- _Given data_:
++++++++++

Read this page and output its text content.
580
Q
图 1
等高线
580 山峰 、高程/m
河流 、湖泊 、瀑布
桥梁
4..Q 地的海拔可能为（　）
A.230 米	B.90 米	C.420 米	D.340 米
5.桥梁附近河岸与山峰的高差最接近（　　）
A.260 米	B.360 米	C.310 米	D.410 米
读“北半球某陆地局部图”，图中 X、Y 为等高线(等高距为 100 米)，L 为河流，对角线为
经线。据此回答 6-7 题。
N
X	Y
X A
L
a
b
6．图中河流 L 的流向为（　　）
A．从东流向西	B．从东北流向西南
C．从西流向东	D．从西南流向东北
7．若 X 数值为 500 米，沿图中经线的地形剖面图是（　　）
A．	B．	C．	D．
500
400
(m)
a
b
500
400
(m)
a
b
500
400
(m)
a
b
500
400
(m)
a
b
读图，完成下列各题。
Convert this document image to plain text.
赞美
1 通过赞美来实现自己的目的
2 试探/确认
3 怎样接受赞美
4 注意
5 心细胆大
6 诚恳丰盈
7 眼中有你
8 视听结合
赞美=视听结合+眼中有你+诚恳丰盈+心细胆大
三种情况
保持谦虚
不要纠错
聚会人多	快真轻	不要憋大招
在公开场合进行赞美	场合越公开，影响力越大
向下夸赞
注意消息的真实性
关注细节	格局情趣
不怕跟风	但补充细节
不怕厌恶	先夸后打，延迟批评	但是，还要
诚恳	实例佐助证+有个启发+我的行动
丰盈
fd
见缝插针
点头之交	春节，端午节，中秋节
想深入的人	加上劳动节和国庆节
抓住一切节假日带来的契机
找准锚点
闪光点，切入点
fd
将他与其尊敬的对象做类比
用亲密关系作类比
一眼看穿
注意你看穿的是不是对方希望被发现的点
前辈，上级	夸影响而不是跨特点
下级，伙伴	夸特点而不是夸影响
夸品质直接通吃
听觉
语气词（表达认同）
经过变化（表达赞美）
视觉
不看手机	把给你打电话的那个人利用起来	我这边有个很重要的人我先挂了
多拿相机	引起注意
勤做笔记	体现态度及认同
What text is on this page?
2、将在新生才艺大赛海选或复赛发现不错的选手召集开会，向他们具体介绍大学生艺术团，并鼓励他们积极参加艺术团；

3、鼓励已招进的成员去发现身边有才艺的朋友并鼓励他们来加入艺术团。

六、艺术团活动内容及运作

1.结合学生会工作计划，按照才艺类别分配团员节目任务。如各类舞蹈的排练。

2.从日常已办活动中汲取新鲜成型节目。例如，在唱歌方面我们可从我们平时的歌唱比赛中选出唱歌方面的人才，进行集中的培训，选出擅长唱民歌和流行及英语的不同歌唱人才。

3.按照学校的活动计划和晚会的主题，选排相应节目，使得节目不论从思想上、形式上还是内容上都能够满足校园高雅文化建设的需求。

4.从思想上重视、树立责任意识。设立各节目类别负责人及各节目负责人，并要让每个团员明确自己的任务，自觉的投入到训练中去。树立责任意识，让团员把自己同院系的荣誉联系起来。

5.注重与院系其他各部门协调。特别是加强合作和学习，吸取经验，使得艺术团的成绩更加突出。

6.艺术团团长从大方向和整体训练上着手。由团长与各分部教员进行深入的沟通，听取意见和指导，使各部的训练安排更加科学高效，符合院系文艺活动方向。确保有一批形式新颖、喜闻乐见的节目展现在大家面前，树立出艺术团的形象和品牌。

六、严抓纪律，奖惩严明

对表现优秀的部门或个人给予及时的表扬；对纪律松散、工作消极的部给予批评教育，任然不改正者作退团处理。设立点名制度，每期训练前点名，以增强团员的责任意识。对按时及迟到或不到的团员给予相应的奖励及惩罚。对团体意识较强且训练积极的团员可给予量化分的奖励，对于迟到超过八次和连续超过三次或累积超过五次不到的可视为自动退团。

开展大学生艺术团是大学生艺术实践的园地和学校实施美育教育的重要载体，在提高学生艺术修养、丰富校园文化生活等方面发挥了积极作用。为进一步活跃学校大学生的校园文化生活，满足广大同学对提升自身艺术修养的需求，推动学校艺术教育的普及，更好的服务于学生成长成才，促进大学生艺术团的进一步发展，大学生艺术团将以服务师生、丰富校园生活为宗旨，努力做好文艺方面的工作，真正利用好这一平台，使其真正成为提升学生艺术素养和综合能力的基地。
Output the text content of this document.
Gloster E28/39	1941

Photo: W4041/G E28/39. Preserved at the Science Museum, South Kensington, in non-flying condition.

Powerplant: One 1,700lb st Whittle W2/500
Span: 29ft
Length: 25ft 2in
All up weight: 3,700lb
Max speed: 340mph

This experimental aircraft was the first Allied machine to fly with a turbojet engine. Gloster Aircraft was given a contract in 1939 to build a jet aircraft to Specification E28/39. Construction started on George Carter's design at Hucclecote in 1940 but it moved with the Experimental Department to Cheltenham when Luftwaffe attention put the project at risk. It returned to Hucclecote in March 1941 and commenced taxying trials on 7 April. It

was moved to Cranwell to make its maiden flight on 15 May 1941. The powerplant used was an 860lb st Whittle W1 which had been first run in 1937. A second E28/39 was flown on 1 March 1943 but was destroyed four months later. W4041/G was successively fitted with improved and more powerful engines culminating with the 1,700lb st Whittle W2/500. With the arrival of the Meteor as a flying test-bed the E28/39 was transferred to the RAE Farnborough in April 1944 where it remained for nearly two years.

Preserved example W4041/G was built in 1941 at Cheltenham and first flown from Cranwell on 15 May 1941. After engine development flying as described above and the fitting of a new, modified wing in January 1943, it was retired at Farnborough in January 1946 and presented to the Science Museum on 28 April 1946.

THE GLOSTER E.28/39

++++++++++

- _What the task requires_:
Repeat the records above exactly, from the first line to the last.

- _Exercise answer_:
Read this page and output its text content.
580
Q
图 1
等高线
580 山峰 、高程/m
河流 、湖泊 、瀑布
桥梁
4..Q 地的海拔可能为（　）
A.230 米	B.90 米	C.420 米	D.340 米
5.桥梁附近河岸与山峰的高差最接近（　　）
A.260 米	B.360 米	C.310 米	D.410 米
读“北半球某陆地局部图”，图中 X、Y 为等高线(等高距为 100 米)，L 为河流，对角线为
经线。据此回答 6-7 题。
N
X	Y
X A
L
a
b
6．图中河流 L 的流向为（　　）
A．从东流向西	B．从东北流向西南
C．从西流向东	D．从西南流向东北
7．若 X 数值为 500 米，沿图中经线的地形剖面图是（　　）
A．	B．	C．	D．
500
400
(m)
a
b
500
400
(m)
a
b
500
400
(m)
a
b
500
400
(m)
a
b
读图，完成下列各题。
Convert this document image to plain text.
赞美
1 通过赞美来实现自己的目的
2 试探/确认
3 怎样接受赞美
4 注意
5 心细胆大
6 诚恳丰盈
7 眼中有你
8 视听结合
赞美=视听结合+眼中有你+诚恳丰盈+心细胆大
三种情况
保持谦虚
不要纠错
聚会人多	快真轻	不要憋大招
在公开场合进行赞美	场合越公开，影响力越大
向下夸赞
注意消息的真实性
关注细节	格局情趣
不怕跟风	但补充细节
不怕厌恶	先夸后打，延迟批评	但是，还要
诚恳	实例佐助证+有个启发+我的行动
丰盈
fd
见缝插针
点头之交	春节，端午节，中秋节
想深入的人	加上劳动节和国庆节
抓住一切节假日带来的契机
找准锚点
闪光点，切入点
fd
将他与其尊敬的对象做类比
用亲密关系作类比
一眼看穿
注意你看穿的是不是对方希望被发现的点
前辈，上级	夸影响而不是跨特点
下级，伙伴	夸特点而不是夸影响
夸品质直接通吃
听觉
语气词（表达认同）
经过变化（表达赞美）
视觉
不看手机	把给你打电话的那个人利用起来	我这边有个很重要的人我先挂了
多拿相机	引起注意
勤做笔记	体现态度及认同
What text is on this page?
2、将在新生才艺大赛海选或复赛发现不错的选手召集开会，向他们具体介绍大学生艺术团，并鼓励他们积极参加艺术团；

3、鼓励已招进的成员去发现身边有才艺的朋友并鼓励他们来加入艺术团。

六、艺术团活动内容及运作

1.结合学生会工作计划，按照才艺类别分配团员节目任务。如各类舞蹈的排练。

2.从日常已办活动中汲取新鲜成型节目。例如，在唱歌方面我们可从我们平时的歌唱比赛中选出唱歌方面的人才，进行集中的培训，选出擅长唱民歌和流行及英语的不同歌唱人才。

3.按照学校的活动计划和晚会的主题，选排相应节目，使得节目不论从思想上、形式上还是内容上都能够满足校园高雅文化建设的需求。

4.从思想上重视、树立责任意识。设立各节目类别负责人及各节目负责人，并要让每个团员明确自己的任务，自觉的投入到训练中去。树立责任意识，让团员把自己同院系的荣誉联系起来。

5.注重与院系其他各部门协调。特别是加强合作和学习，吸取经验，使得艺术团的成绩更加突出。

6.艺术团团长从大方向和整体训练上着手。由团长与各分部教员进行深入的沟通，听取意见和指导，使各部的训练安排更加科学高效，符合院系文艺活动方向。确保有一批形式新颖、喜闻乐见的节目展现在大家面前，树立出艺术团的形象和品牌。

六、严抓纪律，奖惩严明

对表现优秀的部门或个人给予及时的表扬；对纪律松散、工作消极的部给予批评教育，任然不改正者作退团处理。设立点名制度，每期训练前点名，以增强团员的责任意识。对按时及迟到或不到的团员给予相应的奖励及惩罚。对团体意识较强且训练积极的团员可给予量化分的奖励，对于迟到超过八次和连续超过三次或累积超过五次不到的可视为自动退团。

开展大学生艺术团是大学生艺术实践的园地和学校实施美育教育的重要载体，在提高学生艺术修养、丰富校园文化生活等方面发挥了积极作用。为进一步活跃学校大学生的校园文化生活，满足广大同学对提升自身艺术修养的需求，推动学校艺术教育的普及，更好的服务于学生成长成才，促进大学生艺术团的进一步发展，大学生艺术团将以服务师生、丰富校园生活为宗旨，努力做好文艺方面的工作，真正利用好这一平台，使其真正成为提升学生艺术素养和综合能力的基地。
Output the text content of this document.
Gloster E28/39	1941

Photo: W4041/G E28/39. Preserved at the Science Museum, South Kensington, in non-flying condition.

Powerplant: One 1,700lb st Whittle W2/500
Span: 29ft
Length: 25ft 2in
All up weight: 3,700lb
Max speed: 340mph

This experimental aircraft was the first Allied machine to fly with a turbojet engine. Gloster Aircraft was given a contract in 1939 to build a jet aircraft to Specification E28/39. Construction started on George Carter's design at Hucclecote in 1940 but it moved with the Experimental Department to Cheltenham when Luftwaffe attention put the project at risk. It returned to Hucclecote in March 1941 and commenced taxying trials on 7 April. It

was moved to Cranwell to make its maiden flight on 15 May 1941. The powerplant used was an 860lb st Whittle W1 which had been first run in 1937. A second E28/39 was flown on 1 March 1943 but was destroyed four months later. W4041/G was successively fitted with improved and more powerful engines culminating with the 1,700lb st Whittle W2/500. With the arrival of the Meteor as a flying test-bed the E28/39 was transferred to the RAE Farnborough in April 1944 where it remained for nearly two years.

Preserved example W4041/G was built in 1941 at Cheltenham and first flown from Cranwell on 15 May 1941. After engine development flying as described above and the fitting of a new, modified wing in January 1943, it was retired at Farnborough in January 1946 and presented to the Science Museum on 28 April 1946.

THE GLOSTER E.28/39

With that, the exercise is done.